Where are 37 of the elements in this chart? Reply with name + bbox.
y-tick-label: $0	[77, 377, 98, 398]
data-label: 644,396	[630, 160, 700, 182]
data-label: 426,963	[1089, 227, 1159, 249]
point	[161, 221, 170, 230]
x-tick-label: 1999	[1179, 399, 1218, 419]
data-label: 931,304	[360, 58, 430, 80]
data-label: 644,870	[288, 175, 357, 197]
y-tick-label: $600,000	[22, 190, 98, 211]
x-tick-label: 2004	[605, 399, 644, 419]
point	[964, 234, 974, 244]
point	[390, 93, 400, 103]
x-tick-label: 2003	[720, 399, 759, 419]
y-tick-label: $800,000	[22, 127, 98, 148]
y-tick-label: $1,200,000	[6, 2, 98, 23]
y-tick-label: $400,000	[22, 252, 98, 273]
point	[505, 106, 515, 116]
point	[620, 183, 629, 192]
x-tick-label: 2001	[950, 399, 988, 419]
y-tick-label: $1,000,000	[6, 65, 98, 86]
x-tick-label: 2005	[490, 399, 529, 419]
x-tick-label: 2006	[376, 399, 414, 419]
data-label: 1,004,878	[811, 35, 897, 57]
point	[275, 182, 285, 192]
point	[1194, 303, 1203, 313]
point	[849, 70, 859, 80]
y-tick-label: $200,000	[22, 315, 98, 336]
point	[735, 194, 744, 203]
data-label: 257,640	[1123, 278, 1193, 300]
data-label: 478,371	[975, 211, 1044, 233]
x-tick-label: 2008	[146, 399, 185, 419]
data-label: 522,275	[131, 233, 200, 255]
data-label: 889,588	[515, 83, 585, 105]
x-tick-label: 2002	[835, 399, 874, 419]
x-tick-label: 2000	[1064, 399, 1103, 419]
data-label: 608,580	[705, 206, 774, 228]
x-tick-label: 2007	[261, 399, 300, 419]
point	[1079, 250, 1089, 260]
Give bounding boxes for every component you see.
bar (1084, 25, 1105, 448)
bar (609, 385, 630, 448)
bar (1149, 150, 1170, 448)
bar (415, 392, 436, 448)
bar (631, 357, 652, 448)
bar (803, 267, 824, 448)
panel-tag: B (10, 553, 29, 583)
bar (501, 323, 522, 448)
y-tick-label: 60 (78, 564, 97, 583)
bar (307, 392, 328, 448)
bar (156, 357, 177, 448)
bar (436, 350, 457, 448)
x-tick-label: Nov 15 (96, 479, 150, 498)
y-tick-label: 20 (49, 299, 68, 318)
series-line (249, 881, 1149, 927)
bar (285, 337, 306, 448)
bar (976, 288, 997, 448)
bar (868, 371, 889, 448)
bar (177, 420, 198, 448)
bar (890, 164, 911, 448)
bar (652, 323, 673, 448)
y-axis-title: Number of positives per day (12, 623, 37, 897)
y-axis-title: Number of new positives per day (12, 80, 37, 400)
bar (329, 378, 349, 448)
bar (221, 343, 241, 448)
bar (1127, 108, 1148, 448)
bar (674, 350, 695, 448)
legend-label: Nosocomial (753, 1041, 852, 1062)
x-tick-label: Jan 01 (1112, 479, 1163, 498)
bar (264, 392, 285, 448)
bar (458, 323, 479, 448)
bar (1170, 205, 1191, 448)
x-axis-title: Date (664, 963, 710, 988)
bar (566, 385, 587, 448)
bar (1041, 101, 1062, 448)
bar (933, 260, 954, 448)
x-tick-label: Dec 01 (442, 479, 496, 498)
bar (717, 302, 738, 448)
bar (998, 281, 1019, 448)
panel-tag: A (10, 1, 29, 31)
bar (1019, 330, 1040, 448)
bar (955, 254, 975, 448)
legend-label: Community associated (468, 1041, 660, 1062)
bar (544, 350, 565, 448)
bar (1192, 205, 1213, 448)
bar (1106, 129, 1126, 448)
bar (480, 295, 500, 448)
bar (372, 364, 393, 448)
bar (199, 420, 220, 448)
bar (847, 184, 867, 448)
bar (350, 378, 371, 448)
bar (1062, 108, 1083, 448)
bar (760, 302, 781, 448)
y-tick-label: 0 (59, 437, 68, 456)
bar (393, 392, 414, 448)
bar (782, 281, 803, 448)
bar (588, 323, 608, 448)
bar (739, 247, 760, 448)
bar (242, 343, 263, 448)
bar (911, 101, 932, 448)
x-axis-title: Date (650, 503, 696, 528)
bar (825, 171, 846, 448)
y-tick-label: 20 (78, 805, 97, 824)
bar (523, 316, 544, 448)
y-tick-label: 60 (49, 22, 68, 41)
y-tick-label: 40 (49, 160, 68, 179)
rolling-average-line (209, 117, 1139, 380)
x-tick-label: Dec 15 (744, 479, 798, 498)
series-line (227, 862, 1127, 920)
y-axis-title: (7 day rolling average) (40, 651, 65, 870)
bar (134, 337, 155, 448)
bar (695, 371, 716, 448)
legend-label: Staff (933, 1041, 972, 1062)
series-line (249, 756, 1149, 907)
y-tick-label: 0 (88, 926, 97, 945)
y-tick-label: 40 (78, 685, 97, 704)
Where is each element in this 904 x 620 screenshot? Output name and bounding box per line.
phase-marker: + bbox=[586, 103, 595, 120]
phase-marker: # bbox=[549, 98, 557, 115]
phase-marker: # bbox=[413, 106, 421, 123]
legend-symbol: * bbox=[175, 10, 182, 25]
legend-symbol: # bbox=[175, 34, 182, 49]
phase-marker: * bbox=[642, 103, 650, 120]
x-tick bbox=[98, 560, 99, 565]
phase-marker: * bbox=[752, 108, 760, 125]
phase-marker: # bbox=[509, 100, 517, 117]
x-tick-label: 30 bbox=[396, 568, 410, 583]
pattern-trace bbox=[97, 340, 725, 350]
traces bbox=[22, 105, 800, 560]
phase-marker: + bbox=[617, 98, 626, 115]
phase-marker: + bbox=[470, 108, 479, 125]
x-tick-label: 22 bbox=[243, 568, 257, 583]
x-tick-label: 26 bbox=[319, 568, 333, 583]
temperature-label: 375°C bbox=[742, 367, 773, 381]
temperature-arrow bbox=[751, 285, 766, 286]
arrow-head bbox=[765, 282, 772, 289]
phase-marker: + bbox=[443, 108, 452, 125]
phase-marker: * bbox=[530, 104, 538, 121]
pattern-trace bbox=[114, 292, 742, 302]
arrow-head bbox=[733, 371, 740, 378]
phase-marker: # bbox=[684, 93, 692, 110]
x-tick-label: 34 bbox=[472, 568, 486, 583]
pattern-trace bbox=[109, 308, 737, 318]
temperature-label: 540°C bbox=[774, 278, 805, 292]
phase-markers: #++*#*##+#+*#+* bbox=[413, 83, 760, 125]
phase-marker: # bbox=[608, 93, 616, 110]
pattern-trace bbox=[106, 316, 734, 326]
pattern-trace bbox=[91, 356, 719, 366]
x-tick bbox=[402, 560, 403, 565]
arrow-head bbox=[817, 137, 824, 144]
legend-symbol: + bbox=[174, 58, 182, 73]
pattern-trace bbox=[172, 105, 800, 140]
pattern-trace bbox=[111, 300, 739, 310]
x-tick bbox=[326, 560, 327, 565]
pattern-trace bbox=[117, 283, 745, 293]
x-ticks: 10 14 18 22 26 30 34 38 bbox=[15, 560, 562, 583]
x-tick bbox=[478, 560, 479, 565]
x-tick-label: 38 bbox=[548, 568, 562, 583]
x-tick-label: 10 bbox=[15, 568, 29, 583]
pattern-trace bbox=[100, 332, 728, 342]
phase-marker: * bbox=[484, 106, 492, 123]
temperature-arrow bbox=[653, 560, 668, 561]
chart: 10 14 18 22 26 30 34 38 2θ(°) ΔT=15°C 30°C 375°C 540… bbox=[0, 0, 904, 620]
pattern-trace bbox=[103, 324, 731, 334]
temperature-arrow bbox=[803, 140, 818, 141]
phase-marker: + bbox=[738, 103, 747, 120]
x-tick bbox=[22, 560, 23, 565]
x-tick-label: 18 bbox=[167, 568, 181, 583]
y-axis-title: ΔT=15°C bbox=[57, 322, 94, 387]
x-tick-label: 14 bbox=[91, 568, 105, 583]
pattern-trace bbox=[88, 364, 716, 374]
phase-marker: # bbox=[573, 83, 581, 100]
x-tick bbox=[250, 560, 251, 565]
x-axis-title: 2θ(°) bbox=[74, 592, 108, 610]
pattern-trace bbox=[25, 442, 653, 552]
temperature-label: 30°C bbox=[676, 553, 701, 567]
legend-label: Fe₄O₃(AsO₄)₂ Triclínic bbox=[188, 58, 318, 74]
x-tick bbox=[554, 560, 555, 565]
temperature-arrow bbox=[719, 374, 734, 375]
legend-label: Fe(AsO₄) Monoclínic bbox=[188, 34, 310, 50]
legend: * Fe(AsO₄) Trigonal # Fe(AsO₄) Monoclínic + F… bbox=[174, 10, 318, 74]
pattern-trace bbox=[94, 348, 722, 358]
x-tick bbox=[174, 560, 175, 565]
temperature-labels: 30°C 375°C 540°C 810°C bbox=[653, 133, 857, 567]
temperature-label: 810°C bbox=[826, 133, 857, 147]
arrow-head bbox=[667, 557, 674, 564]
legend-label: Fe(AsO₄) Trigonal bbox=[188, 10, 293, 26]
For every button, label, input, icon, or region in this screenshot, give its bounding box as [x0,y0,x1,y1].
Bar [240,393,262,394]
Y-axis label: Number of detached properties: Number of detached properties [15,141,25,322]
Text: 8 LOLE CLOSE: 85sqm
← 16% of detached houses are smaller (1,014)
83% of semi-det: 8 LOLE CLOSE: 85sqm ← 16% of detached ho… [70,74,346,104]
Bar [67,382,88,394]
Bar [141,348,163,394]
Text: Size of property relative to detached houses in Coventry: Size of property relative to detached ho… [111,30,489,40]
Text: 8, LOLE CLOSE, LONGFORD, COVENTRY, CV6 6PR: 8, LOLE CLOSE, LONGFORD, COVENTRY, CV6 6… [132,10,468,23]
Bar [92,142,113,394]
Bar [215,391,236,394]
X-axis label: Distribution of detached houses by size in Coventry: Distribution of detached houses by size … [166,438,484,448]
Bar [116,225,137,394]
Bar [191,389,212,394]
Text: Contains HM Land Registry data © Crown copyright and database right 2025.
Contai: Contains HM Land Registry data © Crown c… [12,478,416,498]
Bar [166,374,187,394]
_____
_WHAT IS BEING ASKED_: Recast the data above as a numbered list, from its first line through the line containing "175, 357, 197]", both included. Skip any blank lines.

_SOLVED PROBLEM_:
1. Where are 37 of the elements in this chart? Reply with name + bbox.
2. y-tick-label: $0	[77, 377, 98, 398]
3. data-label: 644,396	[630, 160, 700, 182]
4. data-label: 426,963	[1089, 227, 1159, 249]
5. point	[161, 221, 170, 230]
6. x-tick-label: 1999	[1179, 399, 1218, 419]
7. data-label: 931,304	[360, 58, 430, 80]
8. data-label: 644,870	[288, 175, 357, 197]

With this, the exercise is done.